What is asked:
Set down the material once more, exactly as it appears.

[Figure dataset records]

+ + +

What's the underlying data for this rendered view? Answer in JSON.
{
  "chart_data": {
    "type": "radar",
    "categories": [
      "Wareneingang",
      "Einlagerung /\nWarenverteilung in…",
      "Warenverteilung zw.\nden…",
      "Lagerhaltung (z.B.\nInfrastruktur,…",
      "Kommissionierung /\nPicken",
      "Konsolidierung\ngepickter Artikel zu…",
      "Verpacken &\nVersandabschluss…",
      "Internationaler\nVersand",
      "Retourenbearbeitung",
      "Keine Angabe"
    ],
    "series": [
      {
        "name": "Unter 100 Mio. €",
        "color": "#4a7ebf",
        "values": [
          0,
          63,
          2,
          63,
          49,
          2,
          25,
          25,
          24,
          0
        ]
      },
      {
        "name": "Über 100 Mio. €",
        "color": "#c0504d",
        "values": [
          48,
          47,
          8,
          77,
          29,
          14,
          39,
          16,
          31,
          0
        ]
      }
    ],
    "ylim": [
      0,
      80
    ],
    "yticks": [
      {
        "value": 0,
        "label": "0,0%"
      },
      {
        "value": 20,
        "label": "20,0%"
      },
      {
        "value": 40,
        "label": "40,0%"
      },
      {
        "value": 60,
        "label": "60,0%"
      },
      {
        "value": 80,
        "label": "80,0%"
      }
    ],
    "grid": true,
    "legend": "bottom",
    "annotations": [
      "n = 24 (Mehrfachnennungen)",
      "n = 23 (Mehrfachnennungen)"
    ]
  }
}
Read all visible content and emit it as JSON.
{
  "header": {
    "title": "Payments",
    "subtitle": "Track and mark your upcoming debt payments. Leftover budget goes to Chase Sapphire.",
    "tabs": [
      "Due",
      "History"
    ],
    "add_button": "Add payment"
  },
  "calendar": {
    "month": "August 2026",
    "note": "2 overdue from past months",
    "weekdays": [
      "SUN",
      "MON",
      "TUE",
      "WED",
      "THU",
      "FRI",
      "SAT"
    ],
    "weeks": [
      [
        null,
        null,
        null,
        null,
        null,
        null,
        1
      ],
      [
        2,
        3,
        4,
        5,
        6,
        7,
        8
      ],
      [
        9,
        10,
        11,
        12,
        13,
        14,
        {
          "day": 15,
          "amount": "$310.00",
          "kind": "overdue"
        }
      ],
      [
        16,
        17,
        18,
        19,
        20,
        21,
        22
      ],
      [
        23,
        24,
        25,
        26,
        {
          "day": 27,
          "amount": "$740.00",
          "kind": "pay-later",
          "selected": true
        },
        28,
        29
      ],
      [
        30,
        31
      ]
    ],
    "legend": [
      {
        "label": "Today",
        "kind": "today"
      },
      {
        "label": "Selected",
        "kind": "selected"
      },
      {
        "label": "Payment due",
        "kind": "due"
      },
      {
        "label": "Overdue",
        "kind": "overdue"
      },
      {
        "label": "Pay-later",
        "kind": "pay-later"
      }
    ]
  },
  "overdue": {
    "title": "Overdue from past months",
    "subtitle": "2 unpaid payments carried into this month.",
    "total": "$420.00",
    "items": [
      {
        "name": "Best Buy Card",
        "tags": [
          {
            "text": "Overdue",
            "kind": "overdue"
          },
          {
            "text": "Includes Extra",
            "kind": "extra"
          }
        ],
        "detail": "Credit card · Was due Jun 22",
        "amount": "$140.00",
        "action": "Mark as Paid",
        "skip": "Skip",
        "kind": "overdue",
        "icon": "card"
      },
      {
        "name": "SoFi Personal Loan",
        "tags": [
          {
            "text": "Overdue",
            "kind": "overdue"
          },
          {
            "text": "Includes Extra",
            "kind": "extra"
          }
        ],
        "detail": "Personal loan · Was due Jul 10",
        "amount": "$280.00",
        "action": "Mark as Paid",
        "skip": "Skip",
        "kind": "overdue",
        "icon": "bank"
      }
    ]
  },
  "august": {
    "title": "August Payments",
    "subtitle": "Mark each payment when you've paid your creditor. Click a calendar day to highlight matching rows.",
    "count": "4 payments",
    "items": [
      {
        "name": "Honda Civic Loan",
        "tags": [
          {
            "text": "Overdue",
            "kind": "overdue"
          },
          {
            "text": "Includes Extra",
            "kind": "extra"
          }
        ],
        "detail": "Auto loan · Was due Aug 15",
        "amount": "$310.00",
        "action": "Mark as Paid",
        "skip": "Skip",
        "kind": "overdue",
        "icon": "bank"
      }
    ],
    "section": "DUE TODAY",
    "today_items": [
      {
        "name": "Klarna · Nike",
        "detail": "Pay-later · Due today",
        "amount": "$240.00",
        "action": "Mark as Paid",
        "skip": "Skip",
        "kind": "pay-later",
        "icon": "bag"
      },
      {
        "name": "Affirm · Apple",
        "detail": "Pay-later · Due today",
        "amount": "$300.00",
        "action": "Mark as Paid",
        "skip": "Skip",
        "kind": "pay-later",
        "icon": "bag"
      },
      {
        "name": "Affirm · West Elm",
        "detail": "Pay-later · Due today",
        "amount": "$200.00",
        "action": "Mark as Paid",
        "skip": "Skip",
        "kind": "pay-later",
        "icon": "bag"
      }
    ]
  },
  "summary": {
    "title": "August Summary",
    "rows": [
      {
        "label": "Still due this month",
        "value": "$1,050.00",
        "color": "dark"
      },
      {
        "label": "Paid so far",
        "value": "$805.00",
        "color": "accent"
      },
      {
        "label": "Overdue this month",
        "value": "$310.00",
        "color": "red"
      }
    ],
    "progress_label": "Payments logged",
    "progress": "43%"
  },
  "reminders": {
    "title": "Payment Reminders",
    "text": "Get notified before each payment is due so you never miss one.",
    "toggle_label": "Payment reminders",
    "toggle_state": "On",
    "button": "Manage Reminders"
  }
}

+ + +

Worked solution:
What's the underlying data for this rendered view? Answer in JSON.
{
  "chart_data": {
    "type": "radar",
    "categories": [
      "Wareneingang",
      "Einlagerung /\nWarenverteilung in…",
      "Warenverteilung zw.\nden…",
      "Lagerhaltung (z.B.\nInfrastruktur,…",
      "Kommissionierung /\nPicken",
      "Konsolidierung\ngepickter Artikel zu…",
      "Verpacken &\nVersandabschluss…",
      "Internationaler\nVersand",
      "Retourenbearbeitung",
      "Keine Angabe"
    ],
    "series": [
      {
        "name": "Unter 100 Mio. €",
        "color": "#4a7ebf",
        "values": [
          0,
          63,
          2,
          63,
          49,
          2,
          25,
          25,
          24,
          0
        ]
      },
      {
        "name": "Über 100 Mio. €",
        "color": "#c0504d",
        "values": [
          48,
          47,
          8,
          77,
          29,
          14,
          39,
          16,
          31,
          0
        ]
      }
    ],
    "ylim": [
      0,
      80
    ],
    "yticks": [
      {
        "value": 0,
        "label": "0,0%"
      },
      {
        "value": 20,
        "label": "20,0%"
      },
      {
        "value": 40,
        "label": "40,0%"
      },
      {
        "value": 60,
        "label": "60,0%"
      },
      {
        "value": 80,
        "label": "80,0%"
      }
    ],
    "grid": true,
    "legend": "bottom",
    "annotations": [
      "n = 24 (Mehrfachnennungen)",
      "n = 23 (Mehrfachnennungen)"
    ]
  }
}
Read all visible content and emit it as JSON.
{
  "header": {
    "title": "Payments",
    "subtitle": "Track and mark your upcoming debt payments. Leftover budget goes to Chase Sapphire.",
    "tabs": [
      "Due",
      "History"
    ],
    "add_button": "Add payment"
  },
  "calendar": {
    "month": "August 2026",
    "note": "2 overdue from past months",
    "weekdays": [
      "SUN",
      "MON",
      "TUE",
      "WED",
      "THU",
      "FRI",
      "SAT"
    ],
    "weeks": [
      [
        null,
        null,
        null,
        null,
        null,
        null,
        1
      ],
      [
        2,
        3,
        4,
        5,
        6,
        7,
        8
      ],
      [
        9,
        10,
        11,
        12,
        13,
        14,
        {
          "day": 15,
          "amount": "$310.00",
          "kind": "overdue"
        }
      ],
      [
        16,
        17,
        18,
        19,
        20,
        21,
        22
      ],
      [
        23,
        24,
        25,
        26,
        {
          "day": 27,
          "amount": "$740.00",
          "kind": "pay-later",
          "selected": true
        },
        28,
        29
      ],
      [
        30,
        31
      ]
    ],
    "legend": [
      {
        "label": "Today",
        "kind": "today"
      },
      {
        "label": "Selected",
        "kind": "selected"
      },
      {
        "label": "Payment due",
        "kind": "due"
      },
      {
        "label": "Overdue",
        "kind": "overdue"
      },
      {
        "label": "Pay-later",
        "kind": "pay-later"
      }
    ]
  },
  "overdue": {
    "title": "Overdue from past months",
    "subtitle": "2 unpaid payments carried into this month.",
    "total": "$420.00",
    "items": [
      {
        "name": "Best Buy Card",
        "tags": [
          {
            "text": "Overdue",
            "kind": "overdue"
          },
          {
            "text": "Includes Extra",
            "kind": "extra"
          }
        ],
        "detail": "Credit card · Was due Jun 22",
        "amount": "$140.00",
        "action": "Mark as Paid",
        "skip": "Skip",
        "kind": "overdue",
        "icon": "card"
      },
      {
        "name": "SoFi Personal Loan",
        "tags": [
          {
            "text": "Overdue",
            "kind": "overdue"
          },
          {
            "text": "Includes Extra",
            "kind": "extra"
          }
        ],
        "detail": "Personal loan · Was due Jul 10",
        "amount": "$280.00",
        "action": "Mark as Paid",
        "skip": "Skip",
        "kind": "overdue",
        "icon": "bank"
      }
    ]
  },
  "august": {
    "title": "August Payments",
    "subtitle": "Mark each payment when you've paid your creditor. Click a calendar day to highlight matching rows.",
    "count": "4 payments",
    "items": [
      {
        "name": "Honda Civic Loan",
        "tags": [
          {
            "text": "Overdue",
            "kind": "overdue"
          },
          {
            "text": "Includes Extra",
            "kind": "extra"
          }
        ],
        "detail": "Auto loan · Was due Aug 15",
        "amount": "$310.00",
        "action": "Mark as Paid",
        "skip": "Skip",
        "kind": "overdue",
        "icon": "bank"
      }
    ],
    "section": "DUE TODAY",
    "today_items": [
      {
        "name": "Klarna · Nike",
        "detail": "Pay-later · Due today",
        "amount": "$240.00",
        "action": "Mark as Paid",
        "skip": "Skip",
        "kind": "pay-later",
        "icon": "bag"
      },
      {
        "name": "Affirm · Apple",
        "detail": "Pay-later · Due today",
        "amount": "$300.00",
        "action": "Mark as Paid",
        "skip": "Skip",
        "kind": "pay-later",
        "icon": "bag"
      },
      {
        "name": "Affirm · West Elm",
        "detail": "Pay-later · Due today",
        "amount": "$200.00",
        "action": "Mark as Paid",
        "skip": "Skip",
        "kind": "pay-later",
        "icon": "bag"
      }
    ]
  },
  "summary": {
    "title": "August Summary",
    "rows": [
      {
        "label": "Still due this month",
        "value": "$1,050.00",
        "color": "dark"
      },
      {
        "label": "Paid so far",
        "value": "$805.00",
        "color": "accent"
      },
      {
        "label": "Overdue this month",
        "value": "$310.00",
        "color": "red"
      }
    ],
    "progress_label": "Payments logged",
    "progress": "43%"
  },
  "reminders": {
    "title": "Payment Reminders",
    "text": "Get notified before each payment is due so you never miss one.",
    "toggle_label": "Payment reminders",
    "toggle_state": "On",
    "button": "Manage Reminders"
  }
}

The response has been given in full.